#### Dataset records ####

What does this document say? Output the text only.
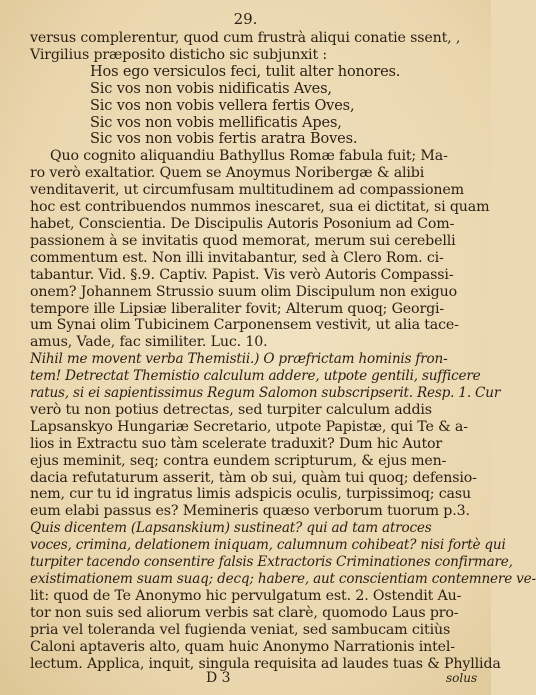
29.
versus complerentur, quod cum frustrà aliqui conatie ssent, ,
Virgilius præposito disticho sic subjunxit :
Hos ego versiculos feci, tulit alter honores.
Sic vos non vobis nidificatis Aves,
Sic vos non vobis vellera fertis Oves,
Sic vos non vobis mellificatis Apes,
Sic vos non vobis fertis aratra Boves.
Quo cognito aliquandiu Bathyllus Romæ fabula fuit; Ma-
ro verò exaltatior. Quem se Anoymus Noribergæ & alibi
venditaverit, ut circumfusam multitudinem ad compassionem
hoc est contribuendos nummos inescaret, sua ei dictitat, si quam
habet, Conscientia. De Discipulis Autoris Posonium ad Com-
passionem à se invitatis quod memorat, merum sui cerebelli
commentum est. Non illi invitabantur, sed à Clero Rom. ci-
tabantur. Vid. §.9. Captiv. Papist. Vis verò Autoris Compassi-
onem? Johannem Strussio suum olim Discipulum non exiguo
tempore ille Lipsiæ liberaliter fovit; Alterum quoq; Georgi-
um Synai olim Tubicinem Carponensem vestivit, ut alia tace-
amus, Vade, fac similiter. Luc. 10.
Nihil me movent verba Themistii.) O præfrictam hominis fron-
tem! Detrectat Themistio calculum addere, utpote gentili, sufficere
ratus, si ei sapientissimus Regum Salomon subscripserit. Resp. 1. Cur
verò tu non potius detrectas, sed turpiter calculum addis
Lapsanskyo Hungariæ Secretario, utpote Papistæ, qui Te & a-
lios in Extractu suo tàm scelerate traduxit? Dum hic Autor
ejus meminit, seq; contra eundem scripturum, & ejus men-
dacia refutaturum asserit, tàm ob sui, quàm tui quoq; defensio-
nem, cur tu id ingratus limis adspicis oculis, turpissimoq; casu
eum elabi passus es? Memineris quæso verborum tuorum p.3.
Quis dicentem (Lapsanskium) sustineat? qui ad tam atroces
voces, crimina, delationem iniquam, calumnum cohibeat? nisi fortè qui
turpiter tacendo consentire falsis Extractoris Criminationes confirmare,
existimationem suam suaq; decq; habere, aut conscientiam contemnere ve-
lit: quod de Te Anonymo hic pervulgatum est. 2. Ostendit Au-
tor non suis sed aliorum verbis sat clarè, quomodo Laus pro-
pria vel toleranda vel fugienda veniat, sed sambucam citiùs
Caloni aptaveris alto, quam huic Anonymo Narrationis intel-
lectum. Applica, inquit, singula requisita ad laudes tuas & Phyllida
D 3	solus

####
#### Dataset records ####

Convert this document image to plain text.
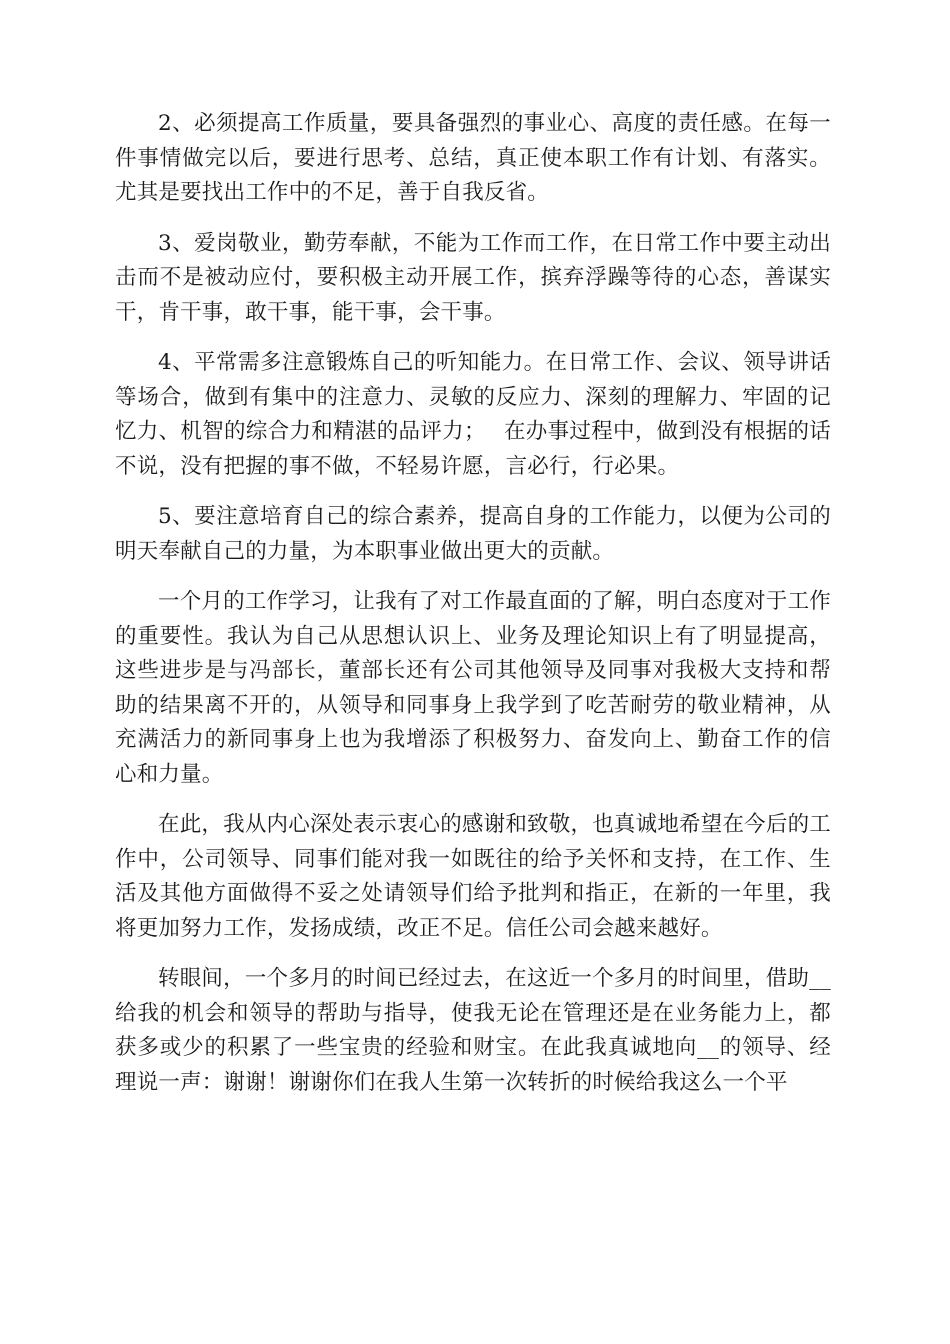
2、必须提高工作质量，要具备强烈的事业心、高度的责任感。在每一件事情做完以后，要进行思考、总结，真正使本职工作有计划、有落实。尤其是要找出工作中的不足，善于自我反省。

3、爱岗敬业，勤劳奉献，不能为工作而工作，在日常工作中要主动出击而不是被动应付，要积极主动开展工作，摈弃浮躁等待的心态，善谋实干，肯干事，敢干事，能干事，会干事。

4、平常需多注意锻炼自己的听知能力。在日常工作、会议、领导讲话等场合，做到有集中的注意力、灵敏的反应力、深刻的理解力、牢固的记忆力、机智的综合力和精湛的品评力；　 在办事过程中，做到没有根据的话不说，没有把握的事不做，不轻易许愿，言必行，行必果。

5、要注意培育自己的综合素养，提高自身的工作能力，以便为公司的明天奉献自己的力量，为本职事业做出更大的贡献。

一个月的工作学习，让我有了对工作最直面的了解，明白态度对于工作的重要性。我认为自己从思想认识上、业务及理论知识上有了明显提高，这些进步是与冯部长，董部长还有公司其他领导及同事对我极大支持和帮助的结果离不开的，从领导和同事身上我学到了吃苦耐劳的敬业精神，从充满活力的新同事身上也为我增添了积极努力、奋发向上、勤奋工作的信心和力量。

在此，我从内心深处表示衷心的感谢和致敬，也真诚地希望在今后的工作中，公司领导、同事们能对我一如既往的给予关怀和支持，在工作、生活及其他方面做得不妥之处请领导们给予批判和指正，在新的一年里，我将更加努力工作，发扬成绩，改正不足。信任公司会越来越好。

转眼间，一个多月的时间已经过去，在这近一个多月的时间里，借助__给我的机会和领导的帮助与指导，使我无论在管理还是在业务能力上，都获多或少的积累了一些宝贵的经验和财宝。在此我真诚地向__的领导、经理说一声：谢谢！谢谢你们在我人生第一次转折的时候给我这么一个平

####
#### Dataset records ####

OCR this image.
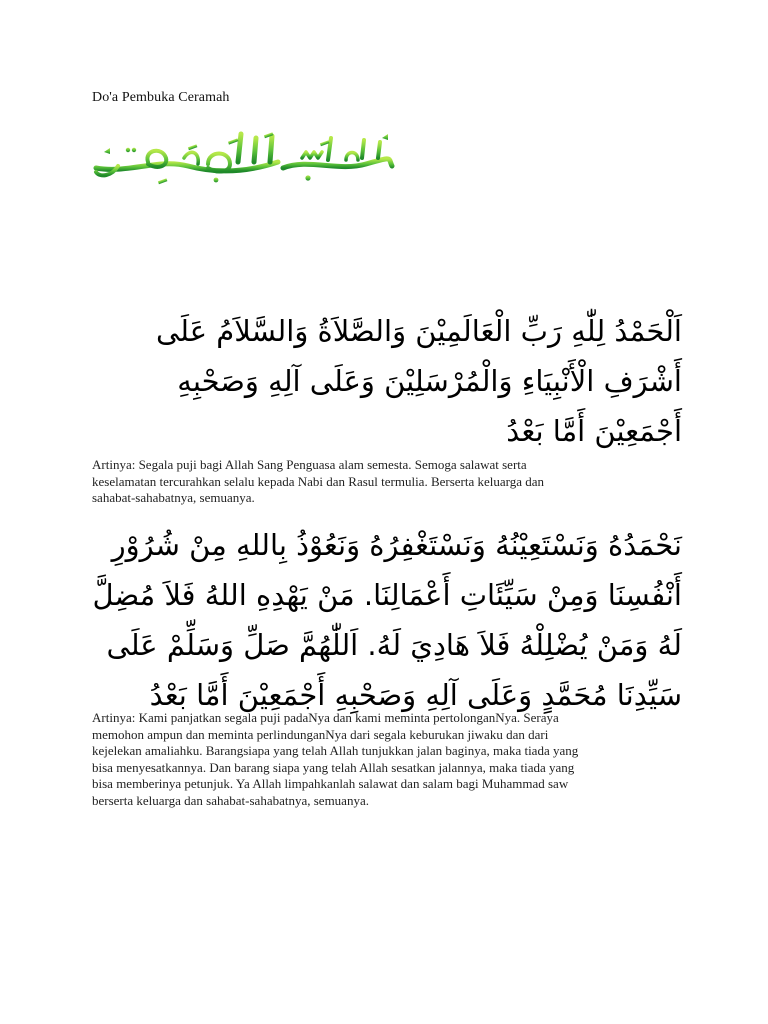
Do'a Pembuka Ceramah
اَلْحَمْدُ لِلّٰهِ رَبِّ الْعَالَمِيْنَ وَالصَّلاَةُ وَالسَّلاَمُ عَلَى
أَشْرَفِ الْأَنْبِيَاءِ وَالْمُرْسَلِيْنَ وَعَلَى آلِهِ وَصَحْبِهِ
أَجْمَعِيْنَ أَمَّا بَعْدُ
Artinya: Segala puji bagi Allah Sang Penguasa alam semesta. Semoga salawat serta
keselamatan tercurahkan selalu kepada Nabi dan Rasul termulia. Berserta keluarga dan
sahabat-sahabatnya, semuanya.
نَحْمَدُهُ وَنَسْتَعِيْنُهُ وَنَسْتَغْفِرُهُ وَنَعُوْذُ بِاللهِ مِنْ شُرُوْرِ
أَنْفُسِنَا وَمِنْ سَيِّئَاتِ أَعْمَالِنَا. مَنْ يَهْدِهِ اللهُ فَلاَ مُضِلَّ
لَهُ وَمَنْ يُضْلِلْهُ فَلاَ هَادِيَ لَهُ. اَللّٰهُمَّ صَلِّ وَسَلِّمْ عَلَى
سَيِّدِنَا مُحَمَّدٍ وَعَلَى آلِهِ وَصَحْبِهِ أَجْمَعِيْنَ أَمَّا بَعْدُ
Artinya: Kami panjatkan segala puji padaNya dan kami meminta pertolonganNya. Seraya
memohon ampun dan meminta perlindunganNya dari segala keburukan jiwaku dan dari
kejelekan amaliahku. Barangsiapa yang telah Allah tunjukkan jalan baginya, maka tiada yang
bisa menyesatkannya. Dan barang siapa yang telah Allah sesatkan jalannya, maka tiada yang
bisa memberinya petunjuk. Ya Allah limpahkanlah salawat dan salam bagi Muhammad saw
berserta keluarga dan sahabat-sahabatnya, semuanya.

####

◆ **Prompt**
All lines of the data above that include the word "this" must be shown.

◆ **Exercise output**
What does this document say? Output the text only.
Convert this document image to plain text.
OCR this image.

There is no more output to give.